◆ What is expected: Keep only those lines of the records that include the string "thuộc".

Material start

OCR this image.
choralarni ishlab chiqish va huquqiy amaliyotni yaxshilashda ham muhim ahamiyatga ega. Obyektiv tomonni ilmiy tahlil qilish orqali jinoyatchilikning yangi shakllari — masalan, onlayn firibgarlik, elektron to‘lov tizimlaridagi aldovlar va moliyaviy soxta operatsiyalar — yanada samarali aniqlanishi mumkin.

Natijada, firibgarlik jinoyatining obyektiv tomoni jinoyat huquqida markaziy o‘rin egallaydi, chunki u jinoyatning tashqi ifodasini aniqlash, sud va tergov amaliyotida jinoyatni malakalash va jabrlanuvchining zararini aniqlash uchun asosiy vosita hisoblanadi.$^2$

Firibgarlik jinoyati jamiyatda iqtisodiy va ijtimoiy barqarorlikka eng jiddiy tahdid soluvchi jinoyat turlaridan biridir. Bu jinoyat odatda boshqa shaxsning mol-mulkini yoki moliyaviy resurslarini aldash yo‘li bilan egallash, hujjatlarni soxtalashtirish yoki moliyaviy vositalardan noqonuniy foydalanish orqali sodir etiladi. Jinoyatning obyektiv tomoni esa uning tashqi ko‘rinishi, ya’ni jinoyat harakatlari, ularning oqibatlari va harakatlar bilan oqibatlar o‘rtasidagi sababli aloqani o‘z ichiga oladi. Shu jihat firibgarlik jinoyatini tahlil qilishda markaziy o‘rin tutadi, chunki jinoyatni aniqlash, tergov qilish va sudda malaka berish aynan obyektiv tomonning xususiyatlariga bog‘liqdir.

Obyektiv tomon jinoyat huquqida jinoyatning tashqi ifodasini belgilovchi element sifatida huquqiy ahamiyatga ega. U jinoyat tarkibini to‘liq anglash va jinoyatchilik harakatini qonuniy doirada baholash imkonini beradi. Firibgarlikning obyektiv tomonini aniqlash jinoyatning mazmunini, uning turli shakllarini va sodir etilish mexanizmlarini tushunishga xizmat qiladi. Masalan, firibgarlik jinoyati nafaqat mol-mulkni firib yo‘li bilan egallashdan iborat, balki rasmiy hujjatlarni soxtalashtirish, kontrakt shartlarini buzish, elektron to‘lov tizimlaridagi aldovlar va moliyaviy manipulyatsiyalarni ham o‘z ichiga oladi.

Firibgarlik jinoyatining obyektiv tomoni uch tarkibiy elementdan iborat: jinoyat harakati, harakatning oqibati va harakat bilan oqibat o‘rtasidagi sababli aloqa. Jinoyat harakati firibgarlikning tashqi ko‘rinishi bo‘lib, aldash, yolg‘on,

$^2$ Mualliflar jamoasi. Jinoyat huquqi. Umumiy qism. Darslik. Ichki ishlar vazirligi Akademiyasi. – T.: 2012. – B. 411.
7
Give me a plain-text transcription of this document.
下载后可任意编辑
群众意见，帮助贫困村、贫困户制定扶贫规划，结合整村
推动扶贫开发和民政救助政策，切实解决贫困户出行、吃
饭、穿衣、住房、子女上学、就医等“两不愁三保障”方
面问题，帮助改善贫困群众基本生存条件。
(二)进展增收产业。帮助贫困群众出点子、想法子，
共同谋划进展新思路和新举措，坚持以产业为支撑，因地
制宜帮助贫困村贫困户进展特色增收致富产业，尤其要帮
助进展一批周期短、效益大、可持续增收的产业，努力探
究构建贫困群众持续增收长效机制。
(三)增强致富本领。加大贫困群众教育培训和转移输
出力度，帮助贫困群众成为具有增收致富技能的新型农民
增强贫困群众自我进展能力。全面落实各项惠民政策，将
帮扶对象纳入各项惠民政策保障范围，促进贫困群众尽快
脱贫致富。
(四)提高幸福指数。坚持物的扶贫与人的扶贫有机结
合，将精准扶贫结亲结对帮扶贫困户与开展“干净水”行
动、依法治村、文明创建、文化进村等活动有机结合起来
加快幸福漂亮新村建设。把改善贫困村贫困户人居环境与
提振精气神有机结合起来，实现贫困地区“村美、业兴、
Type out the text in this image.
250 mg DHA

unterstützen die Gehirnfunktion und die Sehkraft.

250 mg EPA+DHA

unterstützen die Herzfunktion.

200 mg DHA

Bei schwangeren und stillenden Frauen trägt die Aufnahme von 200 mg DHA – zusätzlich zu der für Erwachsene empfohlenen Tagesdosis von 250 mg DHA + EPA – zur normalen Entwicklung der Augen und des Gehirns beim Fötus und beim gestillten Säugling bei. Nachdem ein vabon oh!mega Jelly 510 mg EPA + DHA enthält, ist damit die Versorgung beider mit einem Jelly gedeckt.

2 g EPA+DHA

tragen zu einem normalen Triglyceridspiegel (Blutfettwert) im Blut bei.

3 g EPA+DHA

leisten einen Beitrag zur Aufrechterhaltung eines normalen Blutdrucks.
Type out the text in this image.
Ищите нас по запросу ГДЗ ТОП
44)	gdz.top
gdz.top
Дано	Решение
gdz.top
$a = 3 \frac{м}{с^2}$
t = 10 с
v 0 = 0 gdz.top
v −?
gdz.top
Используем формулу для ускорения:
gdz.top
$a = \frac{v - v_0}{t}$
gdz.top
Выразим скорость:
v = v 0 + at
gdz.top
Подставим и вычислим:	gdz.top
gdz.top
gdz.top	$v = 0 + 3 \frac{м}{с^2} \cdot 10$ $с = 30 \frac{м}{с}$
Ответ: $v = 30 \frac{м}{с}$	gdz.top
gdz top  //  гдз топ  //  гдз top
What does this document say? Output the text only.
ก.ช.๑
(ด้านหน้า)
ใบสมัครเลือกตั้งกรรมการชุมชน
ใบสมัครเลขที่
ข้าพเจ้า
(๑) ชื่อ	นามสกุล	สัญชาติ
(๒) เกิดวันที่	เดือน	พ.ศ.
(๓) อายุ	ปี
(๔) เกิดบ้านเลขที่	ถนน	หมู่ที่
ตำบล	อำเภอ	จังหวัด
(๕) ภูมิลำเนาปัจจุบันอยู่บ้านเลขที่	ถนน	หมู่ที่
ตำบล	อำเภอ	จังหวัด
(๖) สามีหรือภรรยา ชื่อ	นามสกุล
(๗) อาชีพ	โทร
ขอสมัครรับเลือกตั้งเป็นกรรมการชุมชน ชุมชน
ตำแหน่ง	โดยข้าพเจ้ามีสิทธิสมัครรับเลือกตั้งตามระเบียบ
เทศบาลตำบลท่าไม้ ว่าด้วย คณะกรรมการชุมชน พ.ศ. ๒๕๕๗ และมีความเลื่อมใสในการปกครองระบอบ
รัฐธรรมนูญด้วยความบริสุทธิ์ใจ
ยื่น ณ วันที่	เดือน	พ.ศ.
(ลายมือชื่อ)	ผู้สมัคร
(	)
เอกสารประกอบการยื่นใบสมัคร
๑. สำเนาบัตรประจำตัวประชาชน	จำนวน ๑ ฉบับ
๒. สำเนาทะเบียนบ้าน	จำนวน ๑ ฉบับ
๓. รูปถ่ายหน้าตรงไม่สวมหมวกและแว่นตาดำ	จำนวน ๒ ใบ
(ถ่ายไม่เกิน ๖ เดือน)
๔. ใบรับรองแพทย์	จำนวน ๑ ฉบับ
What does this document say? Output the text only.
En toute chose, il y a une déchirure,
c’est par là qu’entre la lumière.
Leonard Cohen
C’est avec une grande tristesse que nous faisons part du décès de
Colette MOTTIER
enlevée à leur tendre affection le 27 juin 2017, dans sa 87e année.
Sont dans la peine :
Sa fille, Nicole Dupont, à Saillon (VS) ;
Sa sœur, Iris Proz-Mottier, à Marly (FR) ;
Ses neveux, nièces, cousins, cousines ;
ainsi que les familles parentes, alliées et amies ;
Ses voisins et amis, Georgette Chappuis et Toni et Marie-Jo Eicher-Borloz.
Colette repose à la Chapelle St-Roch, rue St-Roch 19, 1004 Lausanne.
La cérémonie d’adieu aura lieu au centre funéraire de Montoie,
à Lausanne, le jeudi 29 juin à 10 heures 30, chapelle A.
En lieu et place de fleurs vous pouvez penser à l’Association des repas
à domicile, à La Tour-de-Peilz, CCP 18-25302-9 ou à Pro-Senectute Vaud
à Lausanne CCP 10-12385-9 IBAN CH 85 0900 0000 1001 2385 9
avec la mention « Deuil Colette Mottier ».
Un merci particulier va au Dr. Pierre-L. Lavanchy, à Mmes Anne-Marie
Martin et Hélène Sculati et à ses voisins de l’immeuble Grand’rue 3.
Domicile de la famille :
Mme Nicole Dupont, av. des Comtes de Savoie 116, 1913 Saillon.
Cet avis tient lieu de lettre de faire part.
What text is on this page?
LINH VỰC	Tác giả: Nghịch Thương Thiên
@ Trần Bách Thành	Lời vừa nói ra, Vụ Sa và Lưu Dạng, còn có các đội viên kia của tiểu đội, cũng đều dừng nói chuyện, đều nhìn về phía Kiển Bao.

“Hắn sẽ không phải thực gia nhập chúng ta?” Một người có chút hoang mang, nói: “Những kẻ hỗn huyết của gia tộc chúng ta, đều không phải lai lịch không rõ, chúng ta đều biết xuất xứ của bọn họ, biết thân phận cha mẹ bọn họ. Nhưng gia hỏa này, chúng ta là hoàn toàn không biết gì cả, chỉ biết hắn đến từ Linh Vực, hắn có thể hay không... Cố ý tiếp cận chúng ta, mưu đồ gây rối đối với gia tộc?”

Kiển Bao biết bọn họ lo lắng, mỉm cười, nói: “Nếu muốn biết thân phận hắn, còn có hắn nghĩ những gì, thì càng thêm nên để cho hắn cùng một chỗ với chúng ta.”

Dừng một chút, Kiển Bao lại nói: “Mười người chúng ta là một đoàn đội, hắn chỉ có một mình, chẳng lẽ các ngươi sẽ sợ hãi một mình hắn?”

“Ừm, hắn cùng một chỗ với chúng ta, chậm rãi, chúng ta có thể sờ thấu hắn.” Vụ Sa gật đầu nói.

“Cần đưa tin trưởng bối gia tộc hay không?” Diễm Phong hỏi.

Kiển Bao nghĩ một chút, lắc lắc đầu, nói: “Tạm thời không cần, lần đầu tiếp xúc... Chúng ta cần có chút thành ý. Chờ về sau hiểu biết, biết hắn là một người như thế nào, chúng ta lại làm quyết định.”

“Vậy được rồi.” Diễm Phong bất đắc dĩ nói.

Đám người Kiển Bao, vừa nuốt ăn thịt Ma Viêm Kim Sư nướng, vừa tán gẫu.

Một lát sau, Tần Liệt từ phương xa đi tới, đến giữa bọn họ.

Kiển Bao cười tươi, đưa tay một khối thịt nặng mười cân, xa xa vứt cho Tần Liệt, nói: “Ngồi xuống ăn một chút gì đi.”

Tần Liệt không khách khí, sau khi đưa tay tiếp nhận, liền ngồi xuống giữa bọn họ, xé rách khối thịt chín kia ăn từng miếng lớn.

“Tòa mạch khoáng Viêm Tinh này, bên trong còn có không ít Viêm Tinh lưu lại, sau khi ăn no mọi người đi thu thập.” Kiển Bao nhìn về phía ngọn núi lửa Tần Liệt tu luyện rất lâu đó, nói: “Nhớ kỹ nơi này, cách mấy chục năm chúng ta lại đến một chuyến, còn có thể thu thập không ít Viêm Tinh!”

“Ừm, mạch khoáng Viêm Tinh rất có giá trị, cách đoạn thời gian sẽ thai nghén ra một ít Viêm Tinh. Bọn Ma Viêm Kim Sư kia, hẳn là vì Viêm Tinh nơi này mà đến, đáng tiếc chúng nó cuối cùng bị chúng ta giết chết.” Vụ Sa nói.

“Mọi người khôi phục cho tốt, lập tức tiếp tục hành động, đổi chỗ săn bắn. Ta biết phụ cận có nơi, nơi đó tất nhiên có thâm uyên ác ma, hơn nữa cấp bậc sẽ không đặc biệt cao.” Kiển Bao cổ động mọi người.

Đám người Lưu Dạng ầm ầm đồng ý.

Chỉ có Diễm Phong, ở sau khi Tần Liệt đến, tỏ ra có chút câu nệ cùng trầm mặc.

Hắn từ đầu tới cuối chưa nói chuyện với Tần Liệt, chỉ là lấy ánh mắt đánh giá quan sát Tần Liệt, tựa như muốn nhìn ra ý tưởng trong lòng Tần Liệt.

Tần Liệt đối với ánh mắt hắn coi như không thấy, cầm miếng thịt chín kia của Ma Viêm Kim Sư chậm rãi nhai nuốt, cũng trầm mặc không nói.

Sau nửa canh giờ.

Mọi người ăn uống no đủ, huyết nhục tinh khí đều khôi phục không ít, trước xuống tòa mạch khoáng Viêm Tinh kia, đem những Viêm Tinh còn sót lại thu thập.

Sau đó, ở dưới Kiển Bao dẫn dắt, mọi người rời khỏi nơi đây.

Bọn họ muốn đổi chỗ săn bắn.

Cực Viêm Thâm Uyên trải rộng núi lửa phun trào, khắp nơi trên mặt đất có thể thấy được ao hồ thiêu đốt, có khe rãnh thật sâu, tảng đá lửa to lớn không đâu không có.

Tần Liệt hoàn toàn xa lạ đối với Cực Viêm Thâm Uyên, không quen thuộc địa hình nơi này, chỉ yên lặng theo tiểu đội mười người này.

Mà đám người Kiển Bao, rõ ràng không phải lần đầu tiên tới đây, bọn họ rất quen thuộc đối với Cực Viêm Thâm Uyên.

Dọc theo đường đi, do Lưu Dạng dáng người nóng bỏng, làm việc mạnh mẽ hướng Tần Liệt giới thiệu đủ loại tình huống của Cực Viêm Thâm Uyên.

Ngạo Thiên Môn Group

Material end

◆ Solution to this task:
Tần Liệt hoàn toàn xa lạ đối với Cực Viêm Thâm Uyên, không quen thuộc địa hình nơi này, chỉ yên lặng theo tiểu đội mười người này.
Mà đám người Kiển Bao, rõ ràng không phải lần đầu tiên tới đây, bọn họ rất quen thuộc đối với Cực Viêm Thâm Uyên.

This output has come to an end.